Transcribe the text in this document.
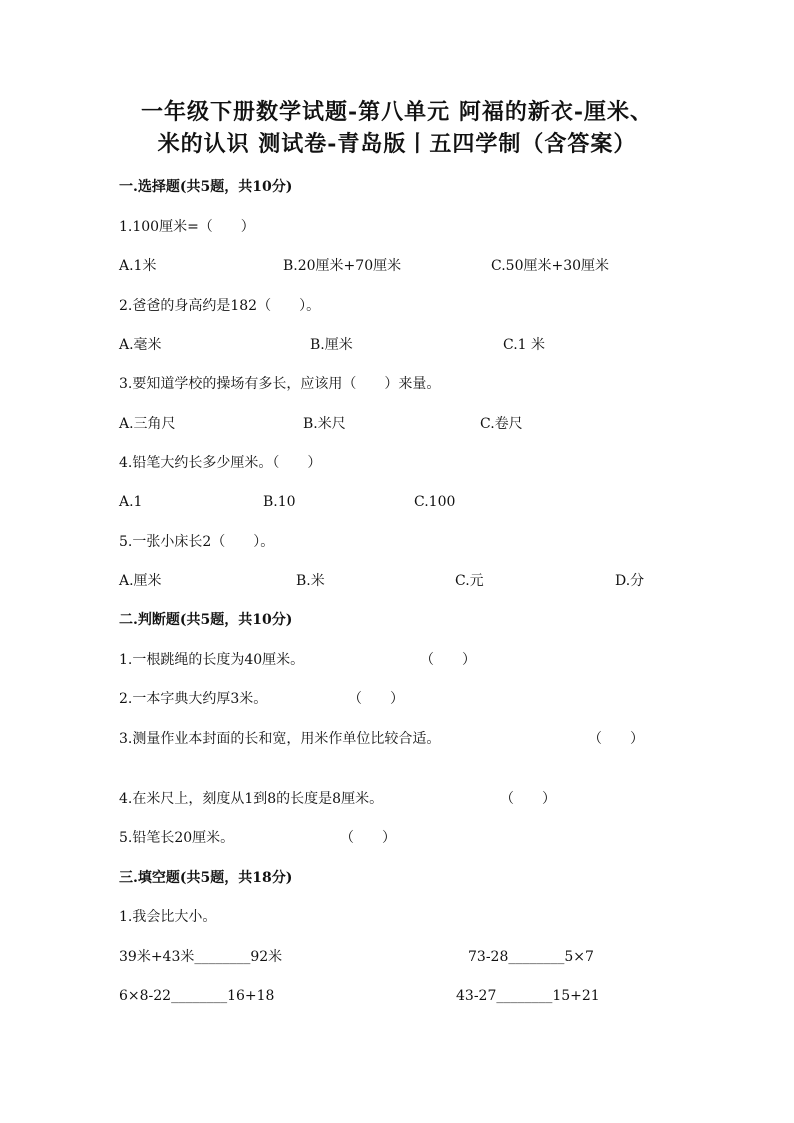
一年级下册数学试题-第八单元 阿福的新衣-厘米、
米的认识 测试卷-青岛版丨五四学制（含答案）
一.选择题(共5题，共10分)
1.100厘米=（　　）
A.1米	B.20厘米+70厘米	C.50厘米+30厘米
2.爸爸的身高约是182（　　）。
A.毫米	B.厘米	C.1 米
3.要知道学校的操场有多长，应该用（　　）来量。
A.三角尺	B.米尺	C.卷尺
4.铅笔大约长多少厘米。（　　）
A.1	B.10	C.100
5.一张小床长2（　　）。
A.厘米	B.米	C.元	D.分
二.判断题(共5题，共10分)
1.一根跳绳的长度为40厘米。	（　　）
2.一本字典大约厚3米。	（　　）
3.测量作业本封面的长和宽，用米作单位比较合适。	（　　）
4.在米尺上，刻度从1到8的长度是8厘米。	（　　）
5.铅笔长20厘米。	（　　）
三.填空题(共5题，共18分)
1.我会比大小。
39米+43米________92米	73-28________5×7
6×8-22________16+18	43-27________15+21
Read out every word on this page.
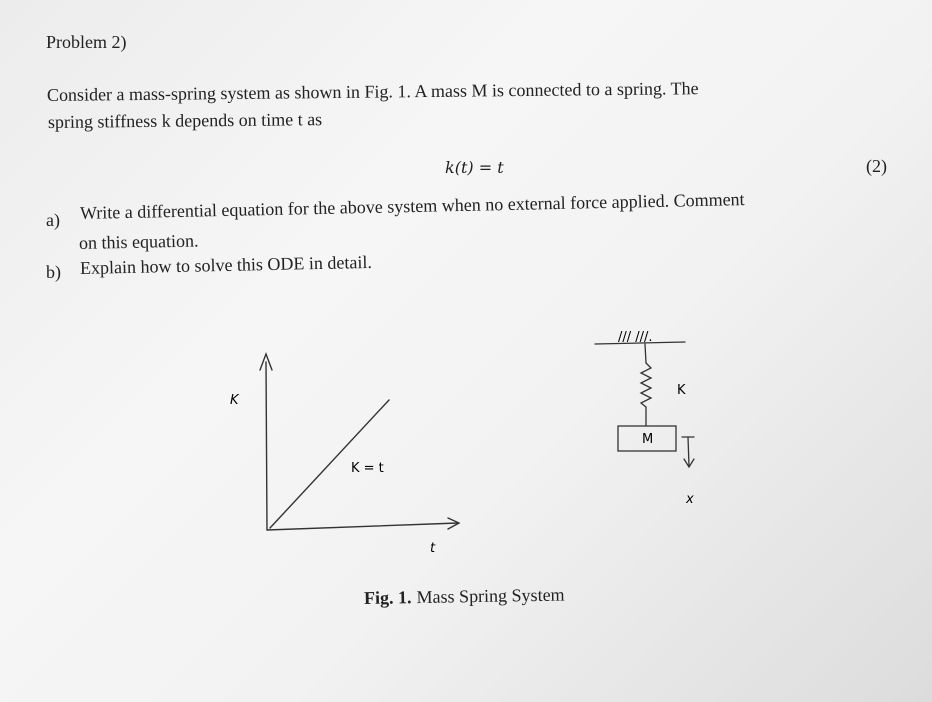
Problem 2)
Consider a mass-spring system as shown in Fig. 1. A mass M is connected to a spring. The
spring stiffness k depends on time t as
k(t) = t	(2)
a) Write a differential equation for the above system when no external force applied. Comment
on this equation.
b) Explain how to solve this ODE in detail.
K
t
K = t
/// ///.
K
M
x
Fig. 1. Mass Spring System
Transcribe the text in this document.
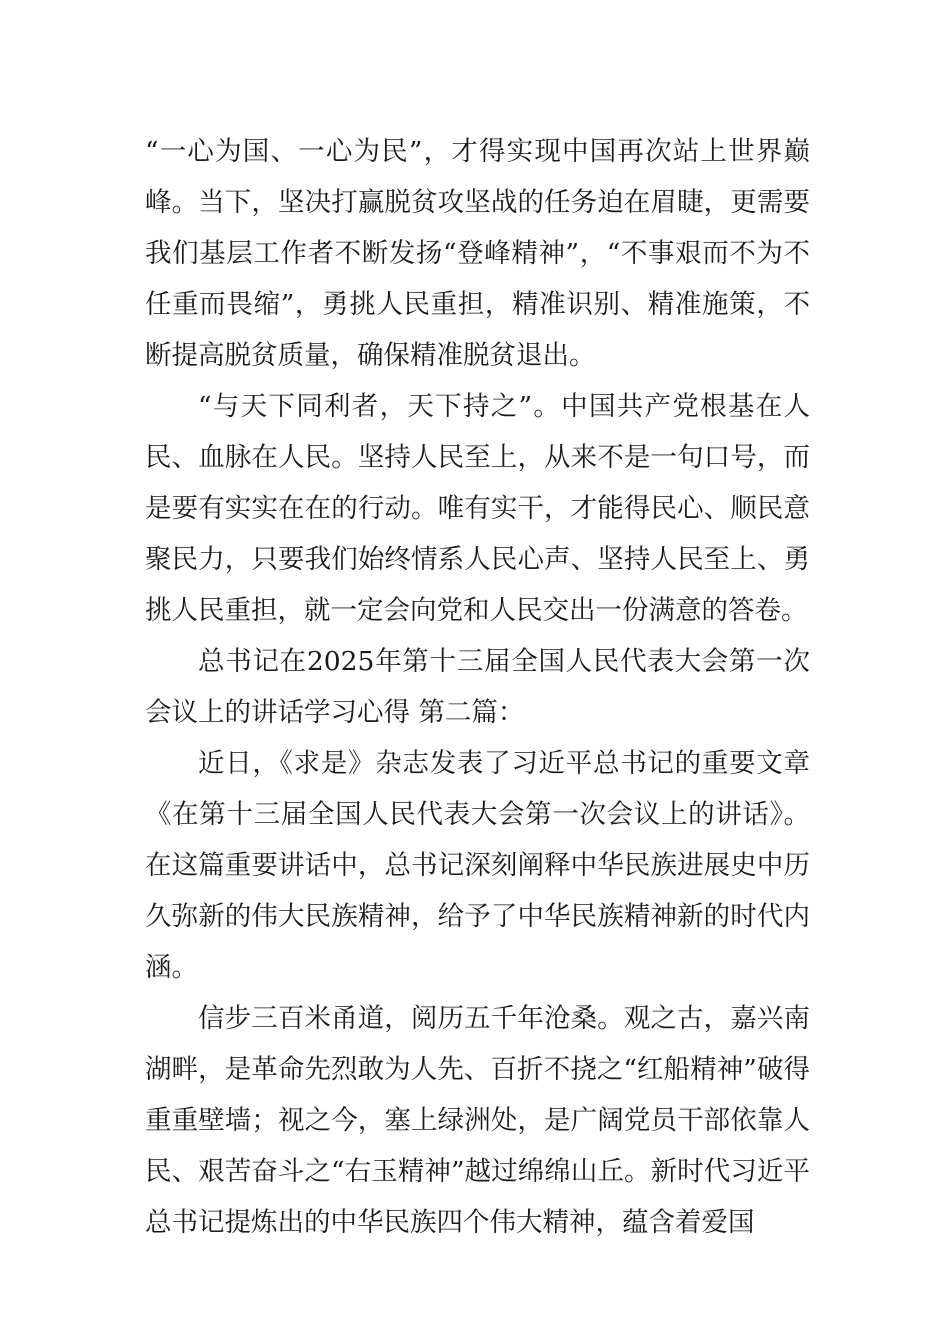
“一心为国、一心为民”，才得实现中国再次站上世界巅峰。当下，坚决打赢脱贫攻坚战的任务迫在眉睫，更需要我们基层工作者不断发扬“登峰精神”，“不事艰而不为不任重而畏缩”，勇挑人民重担，精准识别、精准施策，不断提高脱贫质量，确保精准脱贫退出。

“与天下同利者，天下持之”。中国共产党根基在人民、血脉在人民。坚持人民至上，从来不是一句口号，而是要有实实在在的行动。唯有实干，才能得民心、顺民意聚民力，只要我们始终情系人民心声、坚持人民至上、勇挑人民重担，就一定会向党和人民交出一份满意的答卷。

总书记在2025年第十三届全国人民代表大会第一次会议上的讲话学习心得 第二篇：

近日，《求是》杂志发表了习近平总书记的重要文章《在第十三届全国人民代表大会第一次会议上的讲话》。在这篇重要讲话中，总书记深刻阐释中华民族进展史中历久弥新的伟大民族精神，给予了中华民族精神新的时代内涵。

信步三百米甬道，阅历五千年沧桑。观之古，嘉兴南湖畔，是革命先烈敢为人先、百折不挠之“红船精神”破得重重壁墙；视之今，塞上绿洲处，是广阔党员干部依靠人民、艰苦奋斗之“右玉精神”越过绵绵山丘。新时代习近平总书记提炼出的中华民族四个伟大精神，蕴含着爱国
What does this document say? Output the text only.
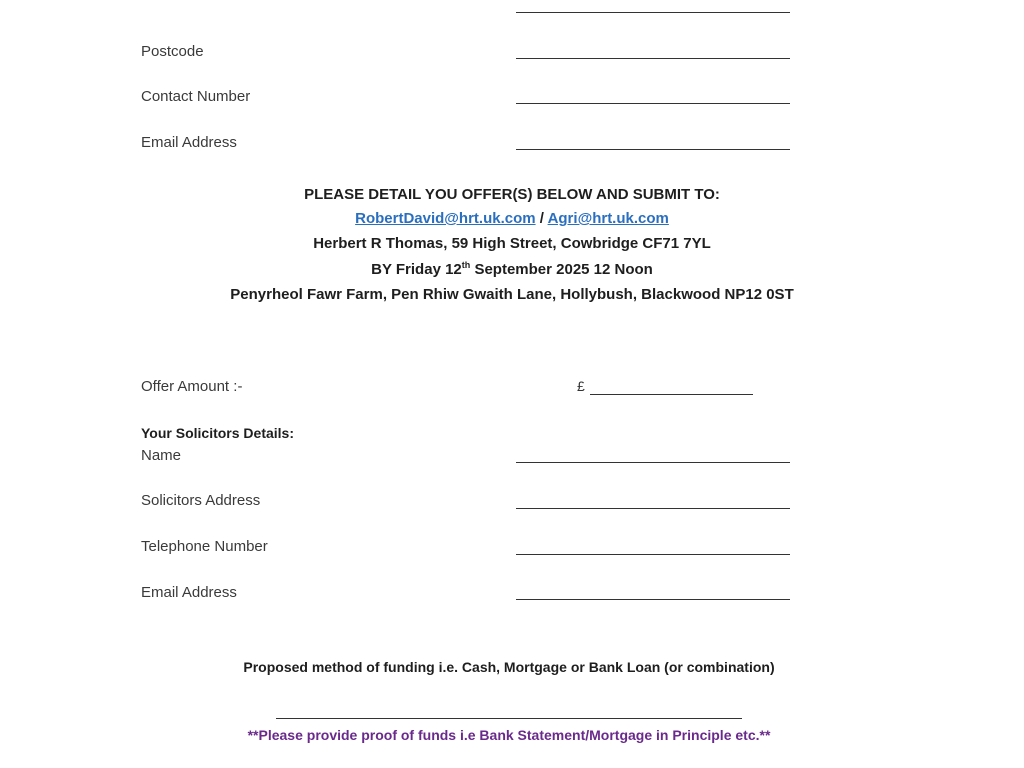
Postcode
Contact Number
Email Address
PLEASE DETAIL YOU OFFER(S) BELOW AND SUBMIT TO:
RobertDavid@hrt.uk.com / Agri@hrt.uk.com
Herbert R Thomas, 59 High Street, Cowbridge CF71 7YL
BY Friday 12th September 2025 12 Noon
Penyrheol Fawr Farm, Pen Rhiw Gwaith Lane, Hollybush, Blackwood NP12 0ST
Offer Amount :-	£
Your Solicitors Details:
Name
Solicitors Address
Telephone Number
Email Address
Proposed method of funding i.e. Cash, Mortgage or Bank Loan (or combination)
**Please provide proof of funds i.e Bank Statement/Mortgage in Principle etc.**
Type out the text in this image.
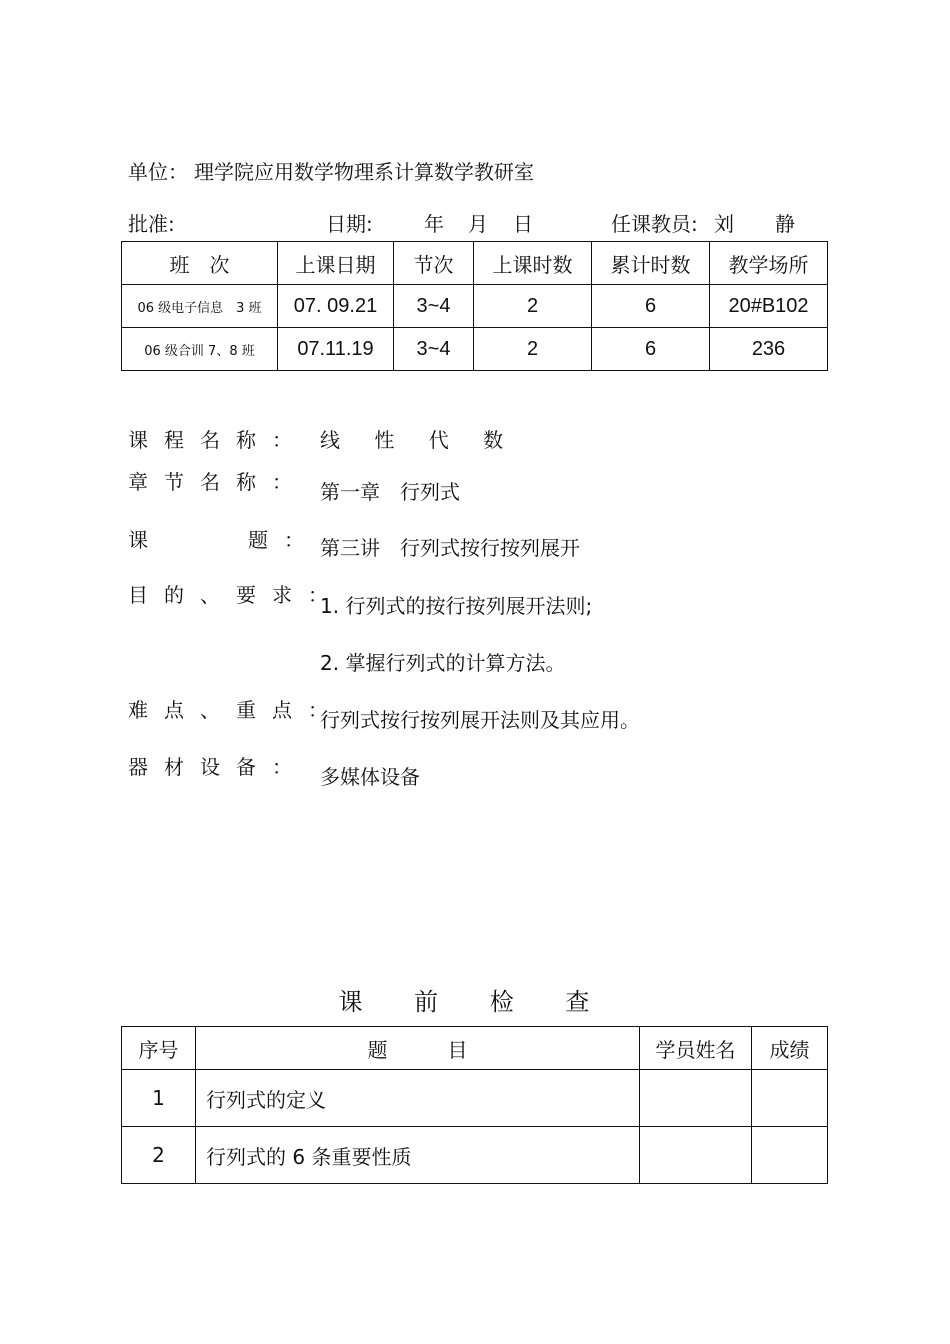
单位： 理学院应用数学物理系计算数学教研室
批准:	日期:	年 月 日	任课教员: 刘 静
班　次	上课日期	节次	上课时数	累计时数	教学场所
06 级电子信息　3 班	07. 09.21	3~4	2	6	20#B102
06 级合训 7、8 班	07.11.19	3~4	2	6	236
课程名称： 线 性 代 数
章节名称： 第一章　行列式
课	题： 第三讲　行列式按行按列展开
目的、要求：
1. 行列式的按行按列展开法则;
2. 掌握行列式的计算方法。
难点、重点：
行列式按行按列展开法则及其应用。
器材设备： 多媒体设备
课 前 检 查
序号	题　　　目	学员姓名	成绩
1	行列式的定义		
2	行列式的 6 条重要性质		
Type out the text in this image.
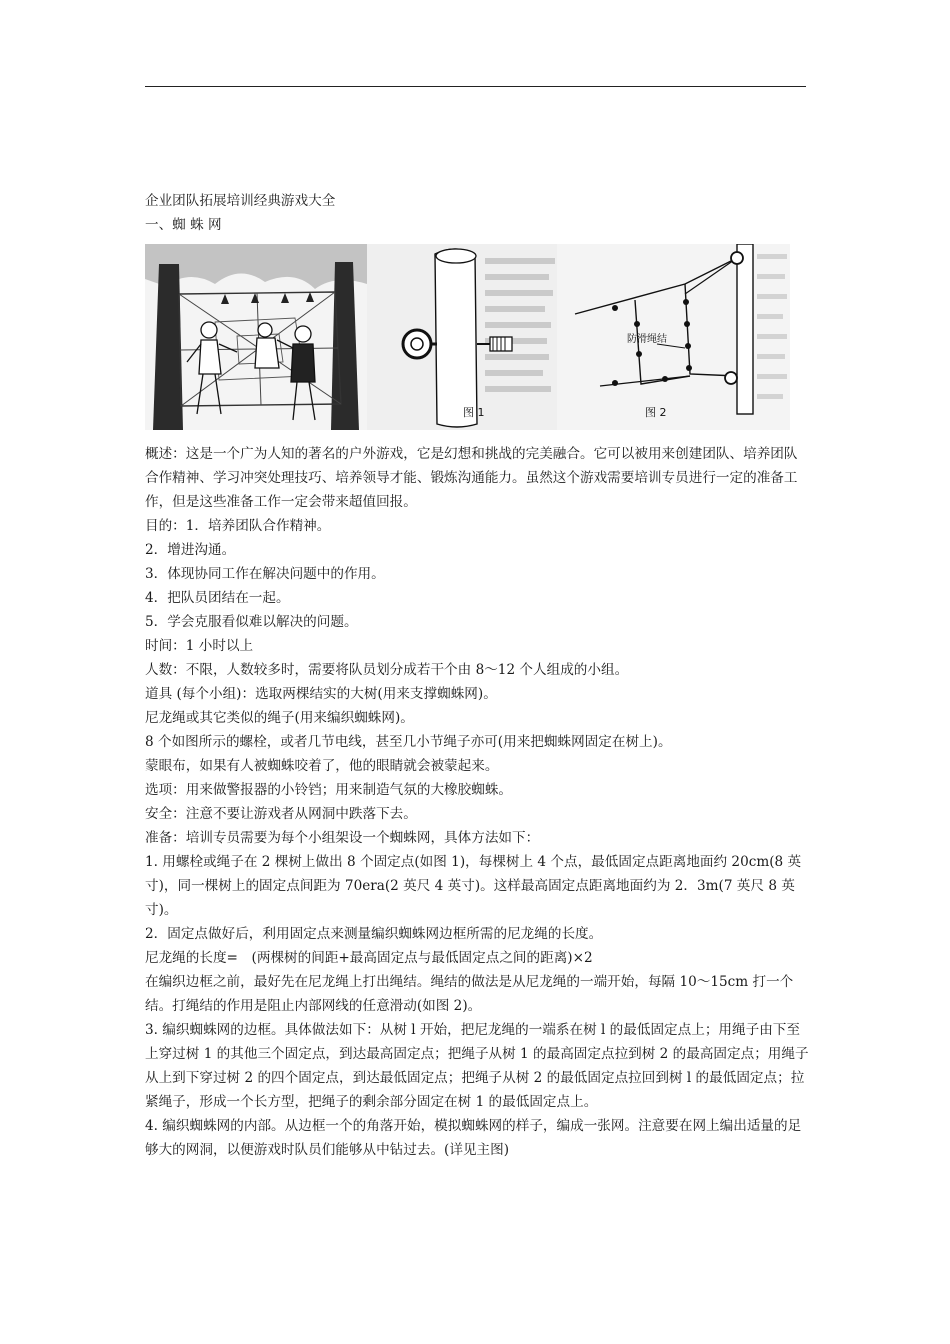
企业团队拓展培训经典游戏大全
一、蜘 蛛 网
图 1
防滑绳结
图 2

概述：这是一个广为人知的著名的户外游戏，它是幻想和挑战的完美融合。它可以被用来创建团队、培养团队合作精神、学习冲突处理技巧、培养领导才能、锻炼沟通能力。虽然这个游戏需要培训专员进行一定的准备工作，但是这些准备工作一定会带来超值回报。

目的：1．培养团队合作精神。

2．增进沟通。

3．体现协同工作在解决问题中的作用。

4．把队员团结在一起。

5．学会克服看似难以解决的问题。

时间：1 小时以上

人数：不限，人数较多时，需要将队员划分成若干个由 8～12 个人组成的小组。

道具 (每个小组)：选取两棵结实的大树(用来支撑蜘蛛网)。

尼龙绳或其它类似的绳子(用来编织蜘蛛网)。

8 个如图所示的螺栓，或者几节电线，甚至几小节绳子亦可(用来把蜘蛛网固定在树上)。

蒙眼布，如果有人被蜘蛛咬着了，他的眼睛就会被蒙起来。

选项：用来做警报器的小铃铛；用来制造气氛的大橡胶蜘蛛。

安全：注意不要让游戏者从网洞中跌落下去。

准备：培训专员需要为每个小组架设一个蜘蛛网，具体方法如下：

1. 用螺栓或绳子在 2 棵树上做出 8 个固定点(如图 1)，每棵树上 4 个点，最低固定点距离地面约 20cm(8 英寸)，同一棵树上的固定点间距为 70era(2 英尺 4 英寸)。这样最高固定点距离地面约为 2．3m(7 英尺 8 英寸)。

2．固定点做好后，利用固定点来测量编织蜘蛛网边框所需的尼龙绳的长度。

尼龙绳的长度=　(两棵树的间距+最高固定点与最低固定点之间的距离)×2

在编织边框之前，最好先在尼龙绳上打出绳结。绳结的做法是从尼龙绳的一端开始，每隔 10～15cm 打一个结。打绳结的作用是阻止内部网线的任意滑动(如图 2)。

3. 编织蜘蛛网的边框。具体做法如下：从树 l 开始，把尼龙绳的一端系在树 l 的最低固定点上；用绳子由下至上穿过树 1 的其他三个固定点，到达最高固定点；把绳子从树 1 的最高固定点拉到树 2 的最高固定点；用绳子从上到下穿过树 2 的四个固定点，到达最低固定点；把绳子从树 2 的最低固定点拉回到树 l 的最低固定点；拉紧绳子，形成一个长方型，把绳子的剩余部分固定在树 1 的最低固定点上。

4. 编织蜘蛛网的内部。从边框一个的角落开始，模拟蜘蛛网的样子，编成一张网。注意要在网上编出适量的足够大的网洞，以便游戏时队员们能够从中钻过去。(详见主图)
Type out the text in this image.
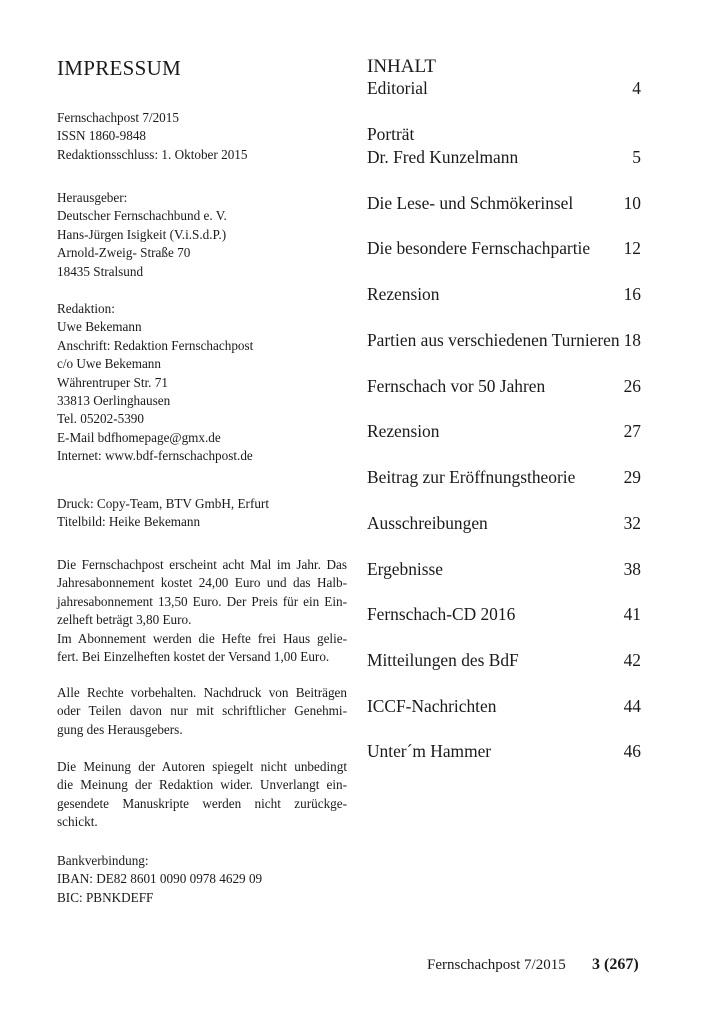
IMPRESSUM
Fernschachpost 7/2015
ISSN 1860-9848
Redaktionsschluss: 1. Oktober 2015
Herausgeber:
Deutscher Fernschachbund e. V.
Hans-Jürgen Isigkeit (V.i.S.d.P.)
Arnold-Zweig- Straße 70
18435 Stralsund
Redaktion:
Uwe Bekemann
Anschrift: Redaktion Fernschachpost
c/o Uwe Bekemann
Währentruper Str. 71
33813 Oerlinghausen
Tel. 05202-5390
E-Mail bdfhomepage@gmx.de
Internet: www.bdf-fernschachpost.de
Druck: Copy-Team, BTV GmbH, Erfurt
Titelbild: Heike Bekemann
Die Fernschachpost erscheint acht Mal im Jahr. Das
Jahresabonnement kostet 24,00 Euro und das Halb-
jahresabonnement 13,50 Euro. Der Preis für ein Ein-
zelheft beträgt 3,80 Euro.
Im Abonnement werden die Hefte frei Haus gelie-
fert. Bei Einzelheften kostet der Versand 1,00 Euro.
Alle Rechte vorbehalten. Nachdruck von Beiträgen
oder Teilen davon nur mit schriftlicher Genehmi-
gung des Herausgebers.
Die Meinung der Autoren spiegelt nicht unbedingt
die Meinung der Redaktion wider. Unverlangt ein-
gesendete Manuskripte werden nicht zurückge-
schickt.
Bankverbindung:
IBAN: DE82 8601 0090 0978 4629 09
BIC: PBNKDEFF
INHALT
Editorial	4
Porträt
Dr. Fred Kunzelmann	5
Die Lese- und Schmökerinsel	10
Die besondere Fernschachpartie	12
Rezension	16
Partien aus verschiedenen Turnieren 18
Fernschach vor 50 Jahren	26
Rezension	27
Beitrag zur Eröffnungstheorie	29
Ausschreibungen	32
Ergebnisse	38
Fernschach-CD 2016	41
Mitteilungen des BdF	42
ICCF-Nachrichten	44
Unter´m Hammer	46
Fernschachpost 7/2015 3 (267)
------------
* [TASK INSTRUCTIONS]:
From the data above, work out how many lines hold "Solicitors". Answer with the number alone.

* [IN RESPONSE]:
2